* **Stated task**: Give the listing again in full, exactly as written.

* **A block of data**:
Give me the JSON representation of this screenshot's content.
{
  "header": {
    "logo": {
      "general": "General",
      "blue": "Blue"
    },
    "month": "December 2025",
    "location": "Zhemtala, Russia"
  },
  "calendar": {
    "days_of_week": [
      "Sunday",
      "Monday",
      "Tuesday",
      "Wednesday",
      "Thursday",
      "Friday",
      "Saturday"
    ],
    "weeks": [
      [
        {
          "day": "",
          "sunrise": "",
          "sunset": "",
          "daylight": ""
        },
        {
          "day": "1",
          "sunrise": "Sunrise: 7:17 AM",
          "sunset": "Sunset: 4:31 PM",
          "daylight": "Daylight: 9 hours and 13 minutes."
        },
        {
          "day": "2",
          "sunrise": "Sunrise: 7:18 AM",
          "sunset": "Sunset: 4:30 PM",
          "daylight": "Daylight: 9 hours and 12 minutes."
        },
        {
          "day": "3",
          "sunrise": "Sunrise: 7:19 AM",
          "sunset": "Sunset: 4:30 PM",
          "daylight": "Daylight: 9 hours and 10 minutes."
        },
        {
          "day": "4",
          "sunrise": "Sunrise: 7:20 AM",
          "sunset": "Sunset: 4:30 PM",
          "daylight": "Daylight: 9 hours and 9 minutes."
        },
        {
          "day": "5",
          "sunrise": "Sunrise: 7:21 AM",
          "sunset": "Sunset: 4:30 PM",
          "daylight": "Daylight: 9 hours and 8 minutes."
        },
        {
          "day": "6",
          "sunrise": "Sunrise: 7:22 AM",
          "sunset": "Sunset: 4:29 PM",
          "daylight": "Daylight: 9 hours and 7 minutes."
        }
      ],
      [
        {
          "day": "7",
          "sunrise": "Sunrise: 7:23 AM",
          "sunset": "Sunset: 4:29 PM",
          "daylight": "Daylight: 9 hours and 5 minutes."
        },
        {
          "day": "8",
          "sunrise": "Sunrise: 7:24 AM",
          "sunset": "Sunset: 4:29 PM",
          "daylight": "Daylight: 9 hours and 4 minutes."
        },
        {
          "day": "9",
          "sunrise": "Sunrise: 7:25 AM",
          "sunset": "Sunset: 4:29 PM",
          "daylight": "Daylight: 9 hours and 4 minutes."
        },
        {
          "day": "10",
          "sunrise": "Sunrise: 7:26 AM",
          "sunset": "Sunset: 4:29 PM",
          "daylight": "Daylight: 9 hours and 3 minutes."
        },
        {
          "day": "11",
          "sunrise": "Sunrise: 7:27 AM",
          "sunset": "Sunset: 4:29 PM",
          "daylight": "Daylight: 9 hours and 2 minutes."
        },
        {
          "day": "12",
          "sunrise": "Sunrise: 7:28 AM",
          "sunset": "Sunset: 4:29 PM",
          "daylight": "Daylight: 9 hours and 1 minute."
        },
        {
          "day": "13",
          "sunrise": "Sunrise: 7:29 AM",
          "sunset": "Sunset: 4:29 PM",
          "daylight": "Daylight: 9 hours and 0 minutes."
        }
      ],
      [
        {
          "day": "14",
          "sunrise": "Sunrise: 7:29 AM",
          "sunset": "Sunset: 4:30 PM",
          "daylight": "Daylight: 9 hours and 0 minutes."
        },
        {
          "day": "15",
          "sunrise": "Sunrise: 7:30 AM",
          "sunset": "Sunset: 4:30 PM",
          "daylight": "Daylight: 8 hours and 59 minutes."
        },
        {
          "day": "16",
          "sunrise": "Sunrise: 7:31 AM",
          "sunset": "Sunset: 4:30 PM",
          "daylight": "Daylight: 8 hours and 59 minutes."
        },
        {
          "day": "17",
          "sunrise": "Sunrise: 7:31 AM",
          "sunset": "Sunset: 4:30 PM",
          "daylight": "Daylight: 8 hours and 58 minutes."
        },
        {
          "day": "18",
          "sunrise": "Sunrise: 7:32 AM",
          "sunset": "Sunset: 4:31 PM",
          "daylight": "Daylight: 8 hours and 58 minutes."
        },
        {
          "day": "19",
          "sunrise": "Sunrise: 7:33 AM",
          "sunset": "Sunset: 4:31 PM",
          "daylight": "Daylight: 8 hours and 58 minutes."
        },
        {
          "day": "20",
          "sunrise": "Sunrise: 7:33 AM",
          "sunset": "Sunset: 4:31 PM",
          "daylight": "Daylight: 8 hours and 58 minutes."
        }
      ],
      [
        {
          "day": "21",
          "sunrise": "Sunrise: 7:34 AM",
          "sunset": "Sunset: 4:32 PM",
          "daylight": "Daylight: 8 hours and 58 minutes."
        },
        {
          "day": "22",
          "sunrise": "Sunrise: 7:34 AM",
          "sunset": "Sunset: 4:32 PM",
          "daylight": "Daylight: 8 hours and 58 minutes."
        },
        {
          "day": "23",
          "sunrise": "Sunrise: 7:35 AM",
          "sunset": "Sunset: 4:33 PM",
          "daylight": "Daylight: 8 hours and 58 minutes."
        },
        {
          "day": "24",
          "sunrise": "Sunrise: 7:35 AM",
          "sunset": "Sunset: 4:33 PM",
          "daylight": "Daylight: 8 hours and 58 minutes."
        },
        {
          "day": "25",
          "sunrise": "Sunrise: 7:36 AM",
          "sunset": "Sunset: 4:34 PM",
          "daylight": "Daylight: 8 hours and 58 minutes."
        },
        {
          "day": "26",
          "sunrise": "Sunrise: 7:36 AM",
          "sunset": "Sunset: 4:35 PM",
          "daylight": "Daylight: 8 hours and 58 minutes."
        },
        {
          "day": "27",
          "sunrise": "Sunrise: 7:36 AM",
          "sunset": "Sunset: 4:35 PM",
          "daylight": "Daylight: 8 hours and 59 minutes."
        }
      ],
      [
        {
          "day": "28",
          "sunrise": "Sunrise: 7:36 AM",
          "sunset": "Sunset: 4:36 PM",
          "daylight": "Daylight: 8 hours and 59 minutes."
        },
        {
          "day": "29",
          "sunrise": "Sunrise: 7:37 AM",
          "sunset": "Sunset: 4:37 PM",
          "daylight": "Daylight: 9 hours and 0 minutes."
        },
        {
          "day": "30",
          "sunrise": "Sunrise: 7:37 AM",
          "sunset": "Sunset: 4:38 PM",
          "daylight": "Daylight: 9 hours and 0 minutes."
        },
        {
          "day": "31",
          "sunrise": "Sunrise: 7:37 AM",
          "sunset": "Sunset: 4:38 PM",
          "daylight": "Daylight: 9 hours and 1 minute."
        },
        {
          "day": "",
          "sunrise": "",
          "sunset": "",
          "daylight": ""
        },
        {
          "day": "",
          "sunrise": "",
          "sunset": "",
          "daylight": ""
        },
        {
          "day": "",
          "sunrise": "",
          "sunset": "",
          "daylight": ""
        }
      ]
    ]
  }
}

* **The output**:
Give me the JSON representation of this screenshot's content.
{
  "header": {
    "logo": {
      "general": "General",
      "blue": "Blue"
    },
    "month": "December 2025",
    "location": "Zhemtala, Russia"
  },
  "calendar": {
    "days_of_week": [
      "Sunday",
      "Monday",
      "Tuesday",
      "Wednesday",
      "Thursday",
      "Friday",
      "Saturday"
    ],
    "weeks": [
      [
        {
          "day": "",
          "sunrise": "",
          "sunset": "",
          "daylight": ""
        },
        {
          "day": "1",
          "sunrise": "Sunrise: 7:17 AM",
          "sunset": "Sunset: 4:31 PM",
          "daylight": "Daylight: 9 hours and 13 minutes."
        },
        {
          "day": "2",
          "sunrise": "Sunrise: 7:18 AM",
          "sunset": "Sunset: 4:30 PM",
          "daylight": "Daylight: 9 hours and 12 minutes."
        },
        {
          "day": "3",
          "sunrise": "Sunrise: 7:19 AM",
          "sunset": "Sunset: 4:30 PM",
          "daylight": "Daylight: 9 hours and 10 minutes."
        },
        {
          "day": "4",
          "sunrise": "Sunrise: 7:20 AM",
          "sunset": "Sunset: 4:30 PM",
          "daylight": "Daylight: 9 hours and 9 minutes."
        },
        {
          "day": "5",
          "sunrise": "Sunrise: 7:21 AM",
          "sunset": "Sunset: 4:30 PM",
          "daylight": "Daylight: 9 hours and 8 minutes."
        },
        {
          "day": "6",
          "sunrise": "Sunrise: 7:22 AM",
          "sunset": "Sunset: 4:29 PM",
          "daylight": "Daylight: 9 hours and 7 minutes."
        }
      ],
      [
        {
          "day": "7",
          "sunrise": "Sunrise: 7:23 AM",
          "sunset": "Sunset: 4:29 PM",
          "daylight": "Daylight: 9 hours and 5 minutes."
        },
        {
          "day": "8",
          "sunrise": "Sunrise: 7:24 AM",
          "sunset": "Sunset: 4:29 PM",
          "daylight": "Daylight: 9 hours and 4 minutes."
        },
        {
          "day": "9",
          "sunrise": "Sunrise: 7:25 AM",
          "sunset": "Sunset: 4:29 PM",
          "daylight": "Daylight: 9 hours and 4 minutes."
        },
        {
          "day": "10",
          "sunrise": "Sunrise: 7:26 AM",
          "sunset": "Sunset: 4:29 PM",
          "daylight": "Daylight: 9 hours and 3 minutes."
        },
        {
          "day": "11",
          "sunrise": "Sunrise: 7:27 AM",
          "sunset": "Sunset: 4:29 PM",
          "daylight": "Daylight: 9 hours and 2 minutes."
        },
        {
          "day": "12",
          "sunrise": "Sunrise: 7:28 AM",
          "sunset": "Sunset: 4:29 PM",
          "daylight": "Daylight: 9 hours and 1 minute."
        },
        {
          "day": "13",
          "sunrise": "Sunrise: 7:29 AM",
          "sunset": "Sunset: 4:29 PM",
          "daylight": "Daylight: 9 hours and 0 minutes."
        }
      ],
      [
        {
          "day": "14",
          "sunrise": "Sunrise: 7:29 AM",
          "sunset": "Sunset: 4:30 PM",
          "daylight": "Daylight: 9 hours and 0 minutes."
        },
        {
          "day": "15",
          "sunrise": "Sunrise: 7:30 AM",
          "sunset": "Sunset: 4:30 PM",
          "daylight": "Daylight: 8 hours and 59 minutes."
        },
        {
          "day": "16",
          "sunrise": "Sunrise: 7:31 AM",
          "sunset": "Sunset: 4:30 PM",
          "daylight": "Daylight: 8 hours and 59 minutes."
        },
        {
          "day": "17",
          "sunrise": "Sunrise: 7:31 AM",
          "sunset": "Sunset: 4:30 PM",
          "daylight": "Daylight: 8 hours and 58 minutes."
        },
        {
          "day": "18",
          "sunrise": "Sunrise: 7:32 AM",
          "sunset": "Sunset: 4:31 PM",
          "daylight": "Daylight: 8 hours and 58 minutes."
        },
        {
          "day": "19",
          "sunrise": "Sunrise: 7:33 AM",
          "sunset": "Sunset: 4:31 PM",
          "daylight": "Daylight: 8 hours and 58 minutes."
        },
        {
          "day": "20",
          "sunrise": "Sunrise: 7:33 AM",
          "sunset": "Sunset: 4:31 PM",
          "daylight": "Daylight: 8 hours and 58 minutes."
        }
      ],
      [
        {
          "day": "21",
          "sunrise": "Sunrise: 7:34 AM",
          "sunset": "Sunset: 4:32 PM",
          "daylight": "Daylight: 8 hours and 58 minutes."
        },
        {
          "day": "22",
          "sunrise": "Sunrise: 7:34 AM",
          "sunset": "Sunset: 4:32 PM",
          "daylight": "Daylight: 8 hours and 58 minutes."
        },
        {
          "day": "23",
          "sunrise": "Sunrise: 7:35 AM",
          "sunset": "Sunset: 4:33 PM",
          "daylight": "Daylight: 8 hours and 58 minutes."
        },
        {
          "day": "24",
          "sunrise": "Sunrise: 7:35 AM",
          "sunset": "Sunset: 4:33 PM",
          "daylight": "Daylight: 8 hours and 58 minutes."
        },
        {
          "day": "25",
          "sunrise": "Sunrise: 7:36 AM",
          "sunset": "Sunset: 4:34 PM",
          "daylight": "Daylight: 8 hours and 58 minutes."
        },
        {
          "day": "26",
          "sunrise": "Sunrise: 7:36 AM",
          "sunset": "Sunset: 4:35 PM",
          "daylight": "Daylight: 8 hours and 58 minutes."
        },
        {
          "day": "27",
          "sunrise": "Sunrise: 7:36 AM",
          "sunset": "Sunset: 4:35 PM",
          "daylight": "Daylight: 8 hours and 59 minutes."
        }
      ],
      [
        {
          "day": "28",
          "sunrise": "Sunrise: 7:36 AM",
          "sunset": "Sunset: 4:36 PM",
          "daylight": "Daylight: 8 hours and 59 minutes."
        },
        {
          "day": "29",
          "sunrise": "Sunrise: 7:37 AM",
          "sunset": "Sunset: 4:37 PM",
          "daylight": "Daylight: 9 hours and 0 minutes."
        },
        {
          "day": "30",
          "sunrise": "Sunrise: 7:37 AM",
          "sunset": "Sunset: 4:38 PM",
          "daylight": "Daylight: 9 hours and 0 minutes."
        },
        {
          "day": "31",
          "sunrise": "Sunrise: 7:37 AM",
          "sunset": "Sunset: 4:38 PM",
          "daylight": "Daylight: 9 hours and 1 minute."
        },
        {
          "day": "",
          "sunrise": "",
          "sunset": "",
          "daylight": ""
        },
        {
          "day": "",
          "sunrise": "",
          "sunset": "",
          "daylight": ""
        },
        {
          "day": "",
          "sunrise": "",
          "sunset": "",
          "daylight": ""
        }
      ]
    ]
  }
}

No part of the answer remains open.